§ Work to complete: Reproduce the listing word for word. Skip any image.

--- begin Material ---

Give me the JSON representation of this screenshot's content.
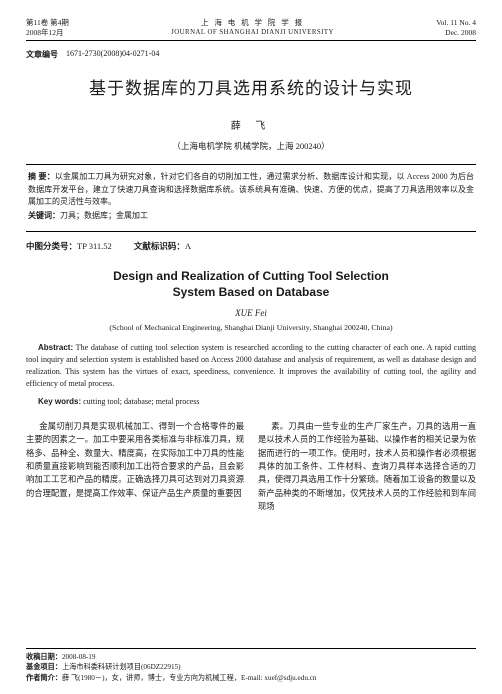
{
  "header": {
    "vol_line_cn": "第11卷 第4期",
    "date_line_cn": "2008年12月",
    "journal_cn": "上 海 电 机 学 院 学 报",
    "journal_en": "JOURNAL OF SHANGHAI DIANJI UNIVERSITY",
    "vol_line_en": "Vol. 11 No. 4",
    "date_line_en": "Dec. 2008"
  },
  "article_id": {
    "label": "文章编号",
    "value": "1671-2730(2008)04-0271-04"
  },
  "title_cn": "基于数据库的刀具选用系统的设计与实现",
  "author_cn": "薛 飞",
  "affil_cn": "（上海电机学院 机械学院，上海 200240）",
  "abstract_cn": {
    "abs_label": "摘 要：",
    "abs_text": "以金属加工刀具为研究对象，针对它们各自的切削加工性，通过需求分析、数据库设计和实现，以 Access 2000 为后台数据库开发平台，建立了快速刀具查询和选择数据库系统。该系统具有准确、快速、方便的优点，提高了刀具选用效率以及金属加工的灵活性与效率。",
    "kw_label": "关键词：",
    "kw_text": "刀具；数据库；金属加工"
  },
  "class_row": {
    "clc_label": "中图分类号：",
    "clc_value": "TP 311.52",
    "doc_label": "文献标识码：",
    "doc_value": "A"
  },
  "title_en_line1": "Design and Realization of Cutting Tool Selection",
  "title_en_line2": "System Based on Database",
  "author_en": "XUE Fei",
  "affil_en": "(School of Mechanical Engineering, Shanghai Dianji University, Shanghai 200240, China)",
  "abstract_en": {
    "label": "Abstract:",
    "text": " The database of cutting tool selection system is researched according to the cutting character of each one. A rapid cutting tool inquiry and selection system is established based on Access 2000 database and analysis of requirement, as well as database design and realization. This system has the virtues of exact, speediness, convenience. It improves the availability of cutting tool, the agility and efficiency of metal process."
  },
  "keywords_en": {
    "label": "Key words:",
    "text": " cutting tool; database; metal process"
  },
  "body": {
    "col1": "金属切削刀具是实现机械加工、得到一个合格零件的最主要的因素之一。加工中要采用各类标准与非标准刀具，规格多、品种全、数量大、精度高，在实际加工中刀具的性能和质量直接影响到能否顺利加工出符合要求的产品，且会影响加工工艺和产品的精度。正确选择刀具可达到对刀具资源的合理配置，是提高工作效率、保证产品生产质量的重要因",
    "col2": "素。刀具由一些专业的生产厂家生产，刀具的选用一直是以技术人员的工作经验为基础、以操作者的相关记录为依据而进行的一项工作。使用时，技术人员和操作者必须根据具体的加工条件、工件材料、查询刀具样本选择合适的刀具，使得刀具选用工作十分繁琐。随着加工设备的数量以及新产品种类的不断增加，仅凭技术人员的工作经验和到车间现场"
  },
  "footer": {
    "recv_label": "收稿日期：",
    "recv_value": "2008-08-19",
    "fund_label": "基金项目：",
    "fund_value": "上海市科委科研计划项目(06DZ22915)",
    "auth_label": "作者简介：",
    "auth_value": "薛 飞(1980－)，女，讲师，博士，专业方向为机械工程，E-mail: xuef@sdju.edu.cn"
  },
  "colors": {
    "text": "#1a1a1a",
    "background": "#ffffff",
    "rule": "#000000"
  },
  "fonts": {
    "serif": "SimSun / Times New Roman",
    "heiti": "SimHei",
    "kaiti": "KaiTi"
  }
}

--- end Material ---

§ Finished answer:
Give me the JSON representation of this screenshot's content.
{
  "header": {
    "vol_line_cn": "第11卷 第4期",
    "date_line_cn": "2008年12月",
    "journal_cn": "上 海 电 机 学 院 学 报",
    "journal_en": "JOURNAL OF SHANGHAI DIANJI UNIVERSITY",
    "vol_line_en": "Vol. 11 No. 4",
    "date_line_en": "Dec. 2008"
  },
  "article_id": {
    "label": "文章编号",
    "value": "1671-2730(2008)04-0271-04"
  },
  "title_cn": "基于数据库的刀具选用系统的设计与实现",
  "author_cn": "薛 飞",
  "affil_cn": "（上海电机学院 机械学院，上海 200240）",
  "abstract_cn": {
    "abs_label": "摘 要：",
    "abs_text": "以金属加工刀具为研究对象，针对它们各自的切削加工性，通过需求分析、数据库设计和实现，以 Access 2000 为后台数据库开发平台，建立了快速刀具查询和选择数据库系统。该系统具有准确、快速、方便的优点，提高了刀具选用效率以及金属加工的灵活性与效率。",
    "kw_label": "关键词：",
    "kw_text": "刀具；数据库；金属加工"
  },
  "class_row": {
    "clc_label": "中图分类号：",
    "clc_value": "TP 311.52",
    "doc_label": "文献标识码：",
    "doc_value": "A"
  },
  "title_en_line1": "Design and Realization of Cutting Tool Selection",
  "title_en_line2": "System Based on Database",
  "author_en": "XUE Fei",
  "affil_en": "(School of Mechanical Engineering, Shanghai Dianji University, Shanghai 200240, China)",
  "abstract_en": {
    "label": "Abstract:",
    "text": " The database of cutting tool selection system is researched according to the cutting character of each one. A rapid cutting tool inquiry and selection system is established based on Access 2000 database and analysis of requirement, as well as database design and realization. This system has the virtues of exact, speediness, convenience. It improves the availability of cutting tool, the agility and efficiency of metal process."
  },
  "keywords_en": {
    "label": "Key words:",
    "text": " cutting tool; database; metal process"
  },
  "body": {
    "col1": "金属切削刀具是实现机械加工、得到一个合格零件的最主要的因素之一。加工中要采用各类标准与非标准刀具，规格多、品种全、数量大、精度高，在实际加工中刀具的性能和质量直接影响到能否顺利加工出符合要求的产品，且会影响加工工艺和产品的精度。正确选择刀具可达到对刀具资源的合理配置，是提高工作效率、保证产品生产质量的重要因",
    "col2": "素。刀具由一些专业的生产厂家生产，刀具的选用一直是以技术人员的工作经验为基础、以操作者的相关记录为依据而进行的一项工作。使用时，技术人员和操作者必须根据具体的加工条件、工件材料、查询刀具样本选择合适的刀具，使得刀具选用工作十分繁琐。随着加工设备的数量以及新产品种类的不断增加，仅凭技术人员的工作经验和到车间现场"
  },
  "footer": {
    "recv_label": "收稿日期：",
    "recv_value": "2008-08-19",
    "fund_label": "基金项目：",
    "fund_value": "上海市科委科研计划项目(06DZ22915)",
    "auth_label": "作者简介：",
    "auth_value": "薛 飞(1980－)，女，讲师，博士，专业方向为机械工程，E-mail: xuef@sdju.edu.cn"
  },
  "colors": {
    "text": "#1a1a1a",
    "background": "#ffffff",
    "rule": "#000000"
  },
  "fonts": {
    "serif": "SimSun / Times New Roman",
    "heiti": "SimHei",
    "kaiti": "KaiTi"
  }
}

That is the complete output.